## Exercise directions
Work out how many lines of the listing hold the string "Unzipping", then answer with that number and nothing else.

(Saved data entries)
|---|
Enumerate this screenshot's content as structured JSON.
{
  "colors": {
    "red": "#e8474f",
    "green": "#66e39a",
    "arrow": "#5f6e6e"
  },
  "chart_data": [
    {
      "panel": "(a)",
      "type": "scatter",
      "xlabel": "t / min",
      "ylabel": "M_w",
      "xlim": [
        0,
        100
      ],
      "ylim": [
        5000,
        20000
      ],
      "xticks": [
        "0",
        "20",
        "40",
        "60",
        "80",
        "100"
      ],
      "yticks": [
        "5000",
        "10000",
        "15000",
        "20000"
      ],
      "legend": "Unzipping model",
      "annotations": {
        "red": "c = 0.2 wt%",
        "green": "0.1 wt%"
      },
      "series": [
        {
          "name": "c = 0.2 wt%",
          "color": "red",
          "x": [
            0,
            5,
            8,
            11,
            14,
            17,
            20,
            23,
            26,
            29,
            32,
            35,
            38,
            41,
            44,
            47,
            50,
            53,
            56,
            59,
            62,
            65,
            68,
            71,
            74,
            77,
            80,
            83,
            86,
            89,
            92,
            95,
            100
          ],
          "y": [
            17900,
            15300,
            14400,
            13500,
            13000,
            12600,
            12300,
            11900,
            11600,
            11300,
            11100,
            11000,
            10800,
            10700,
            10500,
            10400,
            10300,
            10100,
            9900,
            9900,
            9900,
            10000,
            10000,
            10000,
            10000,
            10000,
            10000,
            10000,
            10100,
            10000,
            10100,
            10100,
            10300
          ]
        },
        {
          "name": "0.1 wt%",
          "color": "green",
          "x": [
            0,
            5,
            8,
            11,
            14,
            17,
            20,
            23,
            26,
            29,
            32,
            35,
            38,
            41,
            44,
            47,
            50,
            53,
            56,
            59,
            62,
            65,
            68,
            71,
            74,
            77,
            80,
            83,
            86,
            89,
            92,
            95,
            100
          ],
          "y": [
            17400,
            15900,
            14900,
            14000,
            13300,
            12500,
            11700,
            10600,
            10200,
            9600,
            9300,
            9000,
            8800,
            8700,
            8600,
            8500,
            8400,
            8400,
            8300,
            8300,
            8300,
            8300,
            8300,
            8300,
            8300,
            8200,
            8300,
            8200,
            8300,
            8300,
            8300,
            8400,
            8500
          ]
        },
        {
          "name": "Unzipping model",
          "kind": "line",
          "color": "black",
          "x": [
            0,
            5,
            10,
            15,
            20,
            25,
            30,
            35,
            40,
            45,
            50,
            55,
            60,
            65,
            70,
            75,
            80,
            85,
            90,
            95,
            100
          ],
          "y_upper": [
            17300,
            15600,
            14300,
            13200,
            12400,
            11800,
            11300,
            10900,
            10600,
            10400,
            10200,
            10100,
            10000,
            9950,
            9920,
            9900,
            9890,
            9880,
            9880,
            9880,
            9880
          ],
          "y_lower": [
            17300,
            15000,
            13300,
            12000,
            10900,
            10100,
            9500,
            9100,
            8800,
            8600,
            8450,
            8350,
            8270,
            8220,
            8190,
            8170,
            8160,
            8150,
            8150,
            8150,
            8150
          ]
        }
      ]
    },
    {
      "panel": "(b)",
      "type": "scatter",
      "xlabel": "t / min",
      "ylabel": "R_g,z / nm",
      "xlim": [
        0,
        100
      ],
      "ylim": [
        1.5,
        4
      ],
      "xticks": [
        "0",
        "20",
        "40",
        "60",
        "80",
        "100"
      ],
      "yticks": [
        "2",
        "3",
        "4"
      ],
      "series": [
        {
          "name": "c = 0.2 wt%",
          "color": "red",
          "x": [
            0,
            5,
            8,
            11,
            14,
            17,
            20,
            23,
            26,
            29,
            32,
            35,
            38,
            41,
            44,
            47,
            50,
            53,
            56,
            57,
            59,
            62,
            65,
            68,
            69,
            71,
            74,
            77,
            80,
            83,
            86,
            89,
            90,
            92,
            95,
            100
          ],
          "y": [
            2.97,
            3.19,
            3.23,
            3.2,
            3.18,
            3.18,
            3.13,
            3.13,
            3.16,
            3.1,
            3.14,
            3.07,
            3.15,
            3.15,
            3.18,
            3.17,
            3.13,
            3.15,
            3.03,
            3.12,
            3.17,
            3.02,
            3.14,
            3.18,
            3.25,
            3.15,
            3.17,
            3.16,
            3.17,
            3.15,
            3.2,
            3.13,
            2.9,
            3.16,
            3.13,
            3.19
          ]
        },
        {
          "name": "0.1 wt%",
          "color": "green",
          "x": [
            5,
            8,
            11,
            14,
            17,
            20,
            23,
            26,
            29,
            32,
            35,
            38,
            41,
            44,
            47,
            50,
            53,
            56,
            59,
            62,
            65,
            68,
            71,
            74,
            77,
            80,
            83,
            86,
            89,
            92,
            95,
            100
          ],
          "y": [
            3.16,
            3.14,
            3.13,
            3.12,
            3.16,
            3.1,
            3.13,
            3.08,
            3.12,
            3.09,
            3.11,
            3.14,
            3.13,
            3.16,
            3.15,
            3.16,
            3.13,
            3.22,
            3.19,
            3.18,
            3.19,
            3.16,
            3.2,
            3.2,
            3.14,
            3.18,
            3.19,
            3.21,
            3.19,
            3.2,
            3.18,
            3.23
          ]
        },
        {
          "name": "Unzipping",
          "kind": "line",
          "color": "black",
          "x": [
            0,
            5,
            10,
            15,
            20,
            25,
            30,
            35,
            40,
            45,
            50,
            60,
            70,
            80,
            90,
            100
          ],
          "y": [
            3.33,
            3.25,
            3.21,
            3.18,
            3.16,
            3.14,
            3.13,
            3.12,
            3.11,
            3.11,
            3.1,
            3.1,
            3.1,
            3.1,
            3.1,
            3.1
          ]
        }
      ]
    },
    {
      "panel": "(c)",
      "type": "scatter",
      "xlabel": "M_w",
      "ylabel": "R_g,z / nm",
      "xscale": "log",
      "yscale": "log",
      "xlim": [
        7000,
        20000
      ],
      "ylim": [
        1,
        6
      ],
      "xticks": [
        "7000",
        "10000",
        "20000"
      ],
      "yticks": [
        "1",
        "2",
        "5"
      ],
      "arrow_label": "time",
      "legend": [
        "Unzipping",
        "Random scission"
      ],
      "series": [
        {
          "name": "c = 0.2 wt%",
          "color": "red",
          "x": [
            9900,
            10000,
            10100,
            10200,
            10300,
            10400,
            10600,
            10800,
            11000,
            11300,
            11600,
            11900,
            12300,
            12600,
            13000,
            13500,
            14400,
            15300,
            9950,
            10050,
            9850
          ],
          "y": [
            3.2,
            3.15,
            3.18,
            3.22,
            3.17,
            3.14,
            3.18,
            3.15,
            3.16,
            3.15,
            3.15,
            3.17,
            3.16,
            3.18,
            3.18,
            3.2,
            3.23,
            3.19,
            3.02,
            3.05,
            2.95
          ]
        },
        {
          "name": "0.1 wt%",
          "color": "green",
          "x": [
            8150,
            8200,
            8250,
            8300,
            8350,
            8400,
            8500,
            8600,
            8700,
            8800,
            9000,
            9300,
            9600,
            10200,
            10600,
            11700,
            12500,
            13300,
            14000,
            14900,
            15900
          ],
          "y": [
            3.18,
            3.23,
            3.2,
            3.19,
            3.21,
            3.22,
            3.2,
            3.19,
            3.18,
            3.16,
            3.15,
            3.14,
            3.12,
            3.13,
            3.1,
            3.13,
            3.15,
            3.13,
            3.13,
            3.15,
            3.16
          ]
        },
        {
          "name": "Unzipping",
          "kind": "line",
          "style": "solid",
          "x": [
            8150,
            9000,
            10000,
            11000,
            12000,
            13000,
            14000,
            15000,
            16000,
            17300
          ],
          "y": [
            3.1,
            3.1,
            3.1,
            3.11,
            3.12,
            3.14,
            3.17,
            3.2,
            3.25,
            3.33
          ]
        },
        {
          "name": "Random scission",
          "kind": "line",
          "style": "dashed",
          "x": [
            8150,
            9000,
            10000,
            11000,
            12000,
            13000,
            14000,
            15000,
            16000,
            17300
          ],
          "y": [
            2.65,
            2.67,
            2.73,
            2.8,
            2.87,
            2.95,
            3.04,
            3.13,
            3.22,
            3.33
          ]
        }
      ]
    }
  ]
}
|---|
## Solution below
5